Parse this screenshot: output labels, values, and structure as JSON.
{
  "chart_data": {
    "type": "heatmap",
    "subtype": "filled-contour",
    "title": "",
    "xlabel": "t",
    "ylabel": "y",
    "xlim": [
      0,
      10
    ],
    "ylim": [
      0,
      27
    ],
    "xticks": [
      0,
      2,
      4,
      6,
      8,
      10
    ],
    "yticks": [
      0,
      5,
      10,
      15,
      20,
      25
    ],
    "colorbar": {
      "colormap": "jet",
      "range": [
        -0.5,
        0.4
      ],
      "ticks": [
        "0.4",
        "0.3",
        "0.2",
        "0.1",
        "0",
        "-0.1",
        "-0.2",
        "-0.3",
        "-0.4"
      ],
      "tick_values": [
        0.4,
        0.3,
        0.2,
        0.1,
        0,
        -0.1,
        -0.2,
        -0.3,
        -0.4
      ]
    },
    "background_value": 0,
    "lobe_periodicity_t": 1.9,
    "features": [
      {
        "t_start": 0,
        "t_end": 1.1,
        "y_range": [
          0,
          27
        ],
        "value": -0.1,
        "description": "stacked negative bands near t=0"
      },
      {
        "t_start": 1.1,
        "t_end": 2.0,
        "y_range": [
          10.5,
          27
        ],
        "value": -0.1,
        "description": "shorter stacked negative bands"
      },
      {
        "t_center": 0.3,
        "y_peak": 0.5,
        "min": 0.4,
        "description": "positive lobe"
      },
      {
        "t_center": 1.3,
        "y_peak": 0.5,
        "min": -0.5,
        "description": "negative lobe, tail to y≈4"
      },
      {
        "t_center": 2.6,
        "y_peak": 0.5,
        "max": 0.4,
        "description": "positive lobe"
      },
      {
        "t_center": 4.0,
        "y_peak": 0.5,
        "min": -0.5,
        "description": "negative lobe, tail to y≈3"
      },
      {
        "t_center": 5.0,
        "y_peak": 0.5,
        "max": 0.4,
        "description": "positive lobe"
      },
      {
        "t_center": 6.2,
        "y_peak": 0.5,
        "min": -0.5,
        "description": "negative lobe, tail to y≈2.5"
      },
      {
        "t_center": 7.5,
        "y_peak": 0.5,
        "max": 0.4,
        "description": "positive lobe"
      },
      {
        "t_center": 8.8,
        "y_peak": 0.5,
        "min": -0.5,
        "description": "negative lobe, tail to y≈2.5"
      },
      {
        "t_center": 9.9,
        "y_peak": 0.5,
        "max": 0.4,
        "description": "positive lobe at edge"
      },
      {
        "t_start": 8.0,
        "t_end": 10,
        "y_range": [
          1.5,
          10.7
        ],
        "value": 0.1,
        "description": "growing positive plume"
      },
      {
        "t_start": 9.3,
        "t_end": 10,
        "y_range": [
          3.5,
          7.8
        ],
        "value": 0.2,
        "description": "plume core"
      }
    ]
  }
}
_ _ _
Problem to solve:
Print the material verbatim, all of it.

Exercise result:
Parse this screenshot: output labels, values, and structure as JSON.
{
  "chart_data": {
    "type": "heatmap",
    "subtype": "filled-contour",
    "title": "",
    "xlabel": "t",
    "ylabel": "y",
    "xlim": [
      0,
      10
    ],
    "ylim": [
      0,
      27
    ],
    "xticks": [
      0,
      2,
      4,
      6,
      8,
      10
    ],
    "yticks": [
      0,
      5,
      10,
      15,
      20,
      25
    ],
    "colorbar": {
      "colormap": "jet",
      "range": [
        -0.5,
        0.4
      ],
      "ticks": [
        "0.4",
        "0.3",
        "0.2",
        "0.1",
        "0",
        "-0.1",
        "-0.2",
        "-0.3",
        "-0.4"
      ],
      "tick_values": [
        0.4,
        0.3,
        0.2,
        0.1,
        0,
        -0.1,
        -0.2,
        -0.3,
        -0.4
      ]
    },
    "background_value": 0,
    "lobe_periodicity_t": 1.9,
    "features": [
      {
        "t_start": 0,
        "t_end": 1.1,
        "y_range": [
          0,
          27
        ],
        "value": -0.1,
        "description": "stacked negative bands near t=0"
      },
      {
        "t_start": 1.1,
        "t_end": 2.0,
        "y_range": [
          10.5,
          27
        ],
        "value": -0.1,
        "description": "shorter stacked negative bands"
      },
      {
        "t_center": 0.3,
        "y_peak": 0.5,
        "min": 0.4,
        "description": "positive lobe"
      },
      {
        "t_center": 1.3,
        "y_peak": 0.5,
        "min": -0.5,
        "description": "negative lobe, tail to y≈4"
      },
      {
        "t_center": 2.6,
        "y_peak": 0.5,
        "max": 0.4,
        "description": "positive lobe"
      },
      {
        "t_center": 4.0,
        "y_peak": 0.5,
        "min": -0.5,
        "description": "negative lobe, tail to y≈3"
      },
      {
        "t_center": 5.0,
        "y_peak": 0.5,
        "max": 0.4,
        "description": "positive lobe"
      },
      {
        "t_center": 6.2,
        "y_peak": 0.5,
        "min": -0.5,
        "description": "negative lobe, tail to y≈2.5"
      },
      {
        "t_center": 7.5,
        "y_peak": 0.5,
        "max": 0.4,
        "description": "positive lobe"
      },
      {
        "t_center": 8.8,
        "y_peak": 0.5,
        "min": -0.5,
        "description": "negative lobe, tail to y≈2.5"
      },
      {
        "t_center": 9.9,
        "y_peak": 0.5,
        "max": 0.4,
        "description": "positive lobe at edge"
      },
      {
        "t_start": 8.0,
        "t_end": 10,
        "y_range": [
          1.5,
          10.7
        ],
        "value": 0.1,
        "description": "growing positive plume"
      },
      {
        "t_start": 9.3,
        "t_end": 10,
        "y_range": [
          3.5,
          7.8
        ],
        "value": 0.2,
        "description": "plume core"
      }
    ]
  }
}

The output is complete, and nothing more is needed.